*GOAL OF THE EXERCISE*.
Find the string "name" in the data, then copy every line where it is found.

*Dataset entries on figures*.
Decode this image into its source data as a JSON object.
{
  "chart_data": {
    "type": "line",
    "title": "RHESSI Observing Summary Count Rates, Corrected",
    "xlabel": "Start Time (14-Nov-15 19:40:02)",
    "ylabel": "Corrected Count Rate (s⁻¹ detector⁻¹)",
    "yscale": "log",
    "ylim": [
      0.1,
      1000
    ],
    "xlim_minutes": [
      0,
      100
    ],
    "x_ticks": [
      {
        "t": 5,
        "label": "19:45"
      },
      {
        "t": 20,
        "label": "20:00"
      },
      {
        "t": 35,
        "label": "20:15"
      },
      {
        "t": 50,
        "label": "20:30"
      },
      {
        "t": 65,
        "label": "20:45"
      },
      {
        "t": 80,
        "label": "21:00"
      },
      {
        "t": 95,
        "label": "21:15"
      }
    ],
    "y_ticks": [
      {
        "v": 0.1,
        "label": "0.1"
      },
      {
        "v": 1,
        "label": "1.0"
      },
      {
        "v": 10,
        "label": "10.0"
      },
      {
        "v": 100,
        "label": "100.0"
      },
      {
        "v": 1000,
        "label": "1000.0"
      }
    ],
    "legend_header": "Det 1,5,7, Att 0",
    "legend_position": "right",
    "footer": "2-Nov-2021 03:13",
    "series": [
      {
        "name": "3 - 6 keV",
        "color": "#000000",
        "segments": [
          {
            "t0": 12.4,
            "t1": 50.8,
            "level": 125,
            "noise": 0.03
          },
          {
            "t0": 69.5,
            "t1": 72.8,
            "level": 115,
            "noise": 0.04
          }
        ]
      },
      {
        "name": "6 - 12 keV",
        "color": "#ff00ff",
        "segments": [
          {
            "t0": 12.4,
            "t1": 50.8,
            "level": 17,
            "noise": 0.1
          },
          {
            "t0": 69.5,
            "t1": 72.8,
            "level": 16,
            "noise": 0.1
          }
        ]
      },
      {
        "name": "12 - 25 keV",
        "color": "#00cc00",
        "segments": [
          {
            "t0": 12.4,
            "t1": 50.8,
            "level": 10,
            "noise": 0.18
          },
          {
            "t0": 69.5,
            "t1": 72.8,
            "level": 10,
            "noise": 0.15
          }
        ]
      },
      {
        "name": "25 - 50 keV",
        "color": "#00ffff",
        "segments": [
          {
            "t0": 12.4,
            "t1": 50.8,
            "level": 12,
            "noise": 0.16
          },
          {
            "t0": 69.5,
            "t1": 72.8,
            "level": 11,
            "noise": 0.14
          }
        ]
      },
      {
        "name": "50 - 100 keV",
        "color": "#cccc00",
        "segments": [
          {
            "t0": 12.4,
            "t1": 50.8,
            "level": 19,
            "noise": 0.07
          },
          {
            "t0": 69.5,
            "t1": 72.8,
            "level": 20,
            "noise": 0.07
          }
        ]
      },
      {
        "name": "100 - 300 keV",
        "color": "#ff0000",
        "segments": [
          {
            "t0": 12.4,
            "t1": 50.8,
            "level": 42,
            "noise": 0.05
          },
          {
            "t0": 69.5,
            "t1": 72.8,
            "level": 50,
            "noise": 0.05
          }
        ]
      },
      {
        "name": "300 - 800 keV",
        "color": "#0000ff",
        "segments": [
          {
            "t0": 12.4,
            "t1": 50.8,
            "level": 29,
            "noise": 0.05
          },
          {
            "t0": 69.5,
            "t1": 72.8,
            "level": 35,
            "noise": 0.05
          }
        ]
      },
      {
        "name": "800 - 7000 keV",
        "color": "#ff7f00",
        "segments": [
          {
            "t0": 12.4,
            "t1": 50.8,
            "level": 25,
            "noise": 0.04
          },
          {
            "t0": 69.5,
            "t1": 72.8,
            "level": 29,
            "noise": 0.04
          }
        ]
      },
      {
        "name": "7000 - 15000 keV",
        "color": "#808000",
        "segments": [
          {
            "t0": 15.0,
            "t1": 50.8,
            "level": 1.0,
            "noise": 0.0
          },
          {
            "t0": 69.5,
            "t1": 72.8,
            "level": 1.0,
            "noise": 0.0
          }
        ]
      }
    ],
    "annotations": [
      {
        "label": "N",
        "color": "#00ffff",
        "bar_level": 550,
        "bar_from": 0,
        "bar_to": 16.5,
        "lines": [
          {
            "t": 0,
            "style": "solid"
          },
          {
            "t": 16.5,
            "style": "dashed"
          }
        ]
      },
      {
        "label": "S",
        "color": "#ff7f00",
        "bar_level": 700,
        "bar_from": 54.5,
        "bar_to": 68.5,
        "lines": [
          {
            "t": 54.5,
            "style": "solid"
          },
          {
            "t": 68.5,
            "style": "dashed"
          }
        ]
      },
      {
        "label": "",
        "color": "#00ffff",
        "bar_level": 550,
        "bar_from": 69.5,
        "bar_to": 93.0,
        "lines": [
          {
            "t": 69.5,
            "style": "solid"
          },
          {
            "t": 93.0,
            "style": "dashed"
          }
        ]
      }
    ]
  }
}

*EXERCISE SOLUTION*.
        "name": "3 - 6 keV",
        "name": "6 - 12 keV",
        "name": "12 - 25 keV",
        "name": "25 - 50 keV",
        "name": "50 - 100 keV",
        "name": "100 - 300 keV",
        "name": "300 - 800 keV",
        "name": "800 - 7000 keV",
        "name": "7000 - 15000 keV",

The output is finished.